*Data*:
====
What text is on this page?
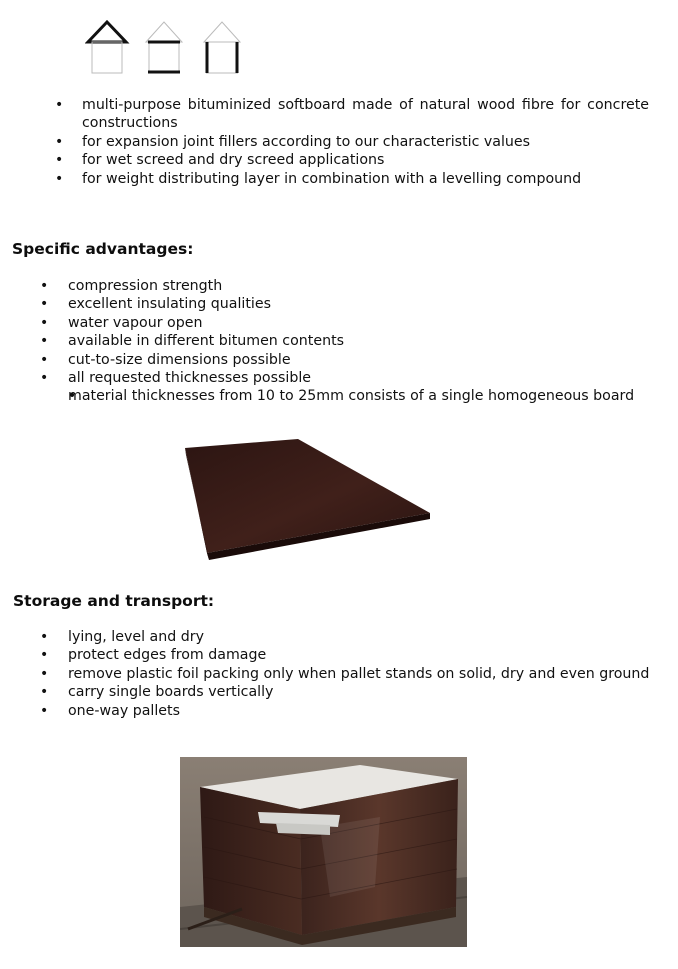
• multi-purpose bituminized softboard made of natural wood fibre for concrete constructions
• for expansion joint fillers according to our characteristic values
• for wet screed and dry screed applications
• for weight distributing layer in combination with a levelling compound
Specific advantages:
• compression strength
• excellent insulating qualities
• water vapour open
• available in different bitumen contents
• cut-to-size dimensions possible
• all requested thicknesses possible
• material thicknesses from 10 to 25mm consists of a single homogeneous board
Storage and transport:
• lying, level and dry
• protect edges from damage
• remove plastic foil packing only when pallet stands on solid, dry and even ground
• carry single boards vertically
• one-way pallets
====
*What to work on*:
Copy the records exactly. Skip the pictures.

*Result*:
What text is on this page?
• multi-purpose bituminized softboard made of natural wood fibre for concrete constructions
• for expansion joint fillers according to our characteristic values
• for wet screed and dry screed applications
• for weight distributing layer in combination with a levelling compound
Specific advantages:
• compression strength
• excellent insulating qualities
• water vapour open
• available in different bitumen contents
• cut-to-size dimensions possible
• all requested thicknesses possible
• material thicknesses from 10 to 25mm consists of a single homogeneous board
Storage and transport:
• lying, level and dry
• protect edges from damage
• remove plastic foil packing only when pallet stands on solid, dry and even ground
• carry single boards vertically
• one-way pallets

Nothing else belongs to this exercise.